Data entries:

/---

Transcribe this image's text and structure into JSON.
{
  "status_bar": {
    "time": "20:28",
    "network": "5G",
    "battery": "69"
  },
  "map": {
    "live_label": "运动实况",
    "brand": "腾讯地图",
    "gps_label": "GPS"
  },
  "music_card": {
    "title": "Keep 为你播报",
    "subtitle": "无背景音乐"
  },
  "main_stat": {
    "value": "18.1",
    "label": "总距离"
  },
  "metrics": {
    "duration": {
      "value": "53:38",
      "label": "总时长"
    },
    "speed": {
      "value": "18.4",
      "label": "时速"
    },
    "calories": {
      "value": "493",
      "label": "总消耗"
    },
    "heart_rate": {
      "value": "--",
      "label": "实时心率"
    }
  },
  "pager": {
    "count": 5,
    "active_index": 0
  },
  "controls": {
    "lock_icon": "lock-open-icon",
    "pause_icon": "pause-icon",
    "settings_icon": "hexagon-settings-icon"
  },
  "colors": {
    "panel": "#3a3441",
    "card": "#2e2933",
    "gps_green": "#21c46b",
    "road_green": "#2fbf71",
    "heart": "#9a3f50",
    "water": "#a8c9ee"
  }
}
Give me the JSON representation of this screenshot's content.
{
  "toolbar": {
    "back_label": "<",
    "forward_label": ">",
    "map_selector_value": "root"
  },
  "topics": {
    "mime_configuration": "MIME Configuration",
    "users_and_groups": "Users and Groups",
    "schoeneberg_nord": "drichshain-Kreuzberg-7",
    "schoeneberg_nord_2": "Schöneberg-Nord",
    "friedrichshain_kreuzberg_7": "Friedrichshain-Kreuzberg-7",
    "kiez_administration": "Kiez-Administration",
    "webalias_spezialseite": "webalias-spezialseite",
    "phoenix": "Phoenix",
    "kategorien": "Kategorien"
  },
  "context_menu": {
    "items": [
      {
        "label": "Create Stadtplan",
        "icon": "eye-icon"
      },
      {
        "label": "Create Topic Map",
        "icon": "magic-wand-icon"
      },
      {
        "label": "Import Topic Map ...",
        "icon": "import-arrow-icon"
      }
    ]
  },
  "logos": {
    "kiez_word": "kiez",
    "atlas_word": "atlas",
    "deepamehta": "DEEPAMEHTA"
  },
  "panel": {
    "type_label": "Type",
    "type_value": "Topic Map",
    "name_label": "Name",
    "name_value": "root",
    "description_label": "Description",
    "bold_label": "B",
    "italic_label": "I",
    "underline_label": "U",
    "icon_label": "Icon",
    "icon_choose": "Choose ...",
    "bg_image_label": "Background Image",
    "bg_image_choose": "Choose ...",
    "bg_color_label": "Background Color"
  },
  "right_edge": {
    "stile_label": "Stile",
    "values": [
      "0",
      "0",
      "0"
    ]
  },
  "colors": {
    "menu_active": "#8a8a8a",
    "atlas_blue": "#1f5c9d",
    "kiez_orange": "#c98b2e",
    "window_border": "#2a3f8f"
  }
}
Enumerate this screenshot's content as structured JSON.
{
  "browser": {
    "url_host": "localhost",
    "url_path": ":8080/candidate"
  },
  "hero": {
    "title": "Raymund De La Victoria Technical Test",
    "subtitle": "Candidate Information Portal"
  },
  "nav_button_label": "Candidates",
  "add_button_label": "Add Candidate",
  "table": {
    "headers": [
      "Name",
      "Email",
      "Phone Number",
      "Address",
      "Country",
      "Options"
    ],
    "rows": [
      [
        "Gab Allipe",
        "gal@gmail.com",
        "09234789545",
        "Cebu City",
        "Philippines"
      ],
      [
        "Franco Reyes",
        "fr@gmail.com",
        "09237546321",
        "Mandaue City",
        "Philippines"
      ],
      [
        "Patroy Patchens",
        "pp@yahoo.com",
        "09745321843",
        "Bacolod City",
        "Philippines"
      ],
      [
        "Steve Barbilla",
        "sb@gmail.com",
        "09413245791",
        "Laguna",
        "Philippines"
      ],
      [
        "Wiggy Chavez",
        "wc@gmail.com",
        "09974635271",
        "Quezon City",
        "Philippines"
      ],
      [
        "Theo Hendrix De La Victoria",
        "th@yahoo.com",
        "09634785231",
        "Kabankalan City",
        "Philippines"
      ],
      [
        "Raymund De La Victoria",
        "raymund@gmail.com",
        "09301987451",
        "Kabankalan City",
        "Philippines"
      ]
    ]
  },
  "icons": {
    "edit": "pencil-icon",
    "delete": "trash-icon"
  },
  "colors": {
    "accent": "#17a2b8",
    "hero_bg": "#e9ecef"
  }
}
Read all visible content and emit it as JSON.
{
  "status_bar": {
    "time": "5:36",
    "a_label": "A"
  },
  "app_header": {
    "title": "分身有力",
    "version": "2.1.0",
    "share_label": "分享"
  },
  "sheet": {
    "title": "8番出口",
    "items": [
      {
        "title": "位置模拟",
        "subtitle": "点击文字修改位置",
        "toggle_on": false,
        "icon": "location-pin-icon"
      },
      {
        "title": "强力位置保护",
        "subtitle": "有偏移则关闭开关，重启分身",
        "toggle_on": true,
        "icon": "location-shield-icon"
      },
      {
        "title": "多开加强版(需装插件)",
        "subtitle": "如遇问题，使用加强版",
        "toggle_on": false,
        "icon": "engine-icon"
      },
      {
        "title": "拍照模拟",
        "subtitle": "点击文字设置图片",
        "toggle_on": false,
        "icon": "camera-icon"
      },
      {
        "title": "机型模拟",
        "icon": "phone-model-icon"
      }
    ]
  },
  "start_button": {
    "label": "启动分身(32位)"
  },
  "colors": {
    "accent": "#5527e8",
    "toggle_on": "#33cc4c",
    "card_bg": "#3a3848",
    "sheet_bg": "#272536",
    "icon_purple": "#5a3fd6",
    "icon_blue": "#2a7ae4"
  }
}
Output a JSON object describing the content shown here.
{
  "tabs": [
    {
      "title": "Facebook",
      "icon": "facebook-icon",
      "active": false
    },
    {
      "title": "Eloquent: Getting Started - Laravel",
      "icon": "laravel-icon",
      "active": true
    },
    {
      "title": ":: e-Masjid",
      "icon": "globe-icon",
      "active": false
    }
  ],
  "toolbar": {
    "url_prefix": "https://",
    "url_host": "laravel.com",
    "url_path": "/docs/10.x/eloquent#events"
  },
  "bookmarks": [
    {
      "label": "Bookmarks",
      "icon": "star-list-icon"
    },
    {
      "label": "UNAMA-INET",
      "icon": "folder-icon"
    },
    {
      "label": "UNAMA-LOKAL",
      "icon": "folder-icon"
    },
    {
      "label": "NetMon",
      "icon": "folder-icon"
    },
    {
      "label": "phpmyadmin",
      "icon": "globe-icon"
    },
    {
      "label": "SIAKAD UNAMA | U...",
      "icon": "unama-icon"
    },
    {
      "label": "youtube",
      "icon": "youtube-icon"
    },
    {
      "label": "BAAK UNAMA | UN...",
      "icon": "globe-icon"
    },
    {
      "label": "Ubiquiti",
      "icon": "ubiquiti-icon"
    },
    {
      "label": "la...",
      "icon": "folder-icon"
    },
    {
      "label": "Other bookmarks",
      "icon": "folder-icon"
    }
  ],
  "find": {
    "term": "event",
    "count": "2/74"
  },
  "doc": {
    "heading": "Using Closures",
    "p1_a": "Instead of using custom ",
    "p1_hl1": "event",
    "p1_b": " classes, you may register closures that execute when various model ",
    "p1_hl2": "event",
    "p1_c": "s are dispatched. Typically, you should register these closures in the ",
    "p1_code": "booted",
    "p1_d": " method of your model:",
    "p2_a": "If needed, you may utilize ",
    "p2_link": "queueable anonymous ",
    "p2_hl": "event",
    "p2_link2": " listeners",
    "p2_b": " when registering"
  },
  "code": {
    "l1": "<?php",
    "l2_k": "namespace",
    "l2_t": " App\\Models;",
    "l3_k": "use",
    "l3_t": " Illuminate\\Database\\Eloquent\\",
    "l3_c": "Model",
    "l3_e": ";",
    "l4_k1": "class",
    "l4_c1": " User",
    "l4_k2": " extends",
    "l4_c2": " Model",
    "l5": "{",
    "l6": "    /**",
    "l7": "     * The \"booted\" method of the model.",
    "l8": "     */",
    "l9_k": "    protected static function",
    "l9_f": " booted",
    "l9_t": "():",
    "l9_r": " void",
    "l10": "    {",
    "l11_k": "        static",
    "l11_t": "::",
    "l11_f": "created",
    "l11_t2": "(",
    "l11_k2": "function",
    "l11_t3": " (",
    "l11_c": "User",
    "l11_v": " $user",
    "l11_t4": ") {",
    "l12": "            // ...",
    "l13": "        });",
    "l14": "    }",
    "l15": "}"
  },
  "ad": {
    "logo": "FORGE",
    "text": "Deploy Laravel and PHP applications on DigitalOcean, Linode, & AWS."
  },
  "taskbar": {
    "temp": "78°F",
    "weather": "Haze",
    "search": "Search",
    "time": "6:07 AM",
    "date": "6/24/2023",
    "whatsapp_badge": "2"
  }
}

\---

OBJECTIVE
For the data above, state only how many lines include the word "Victoria".

SOLUTION FOR THIS EXERCISE
3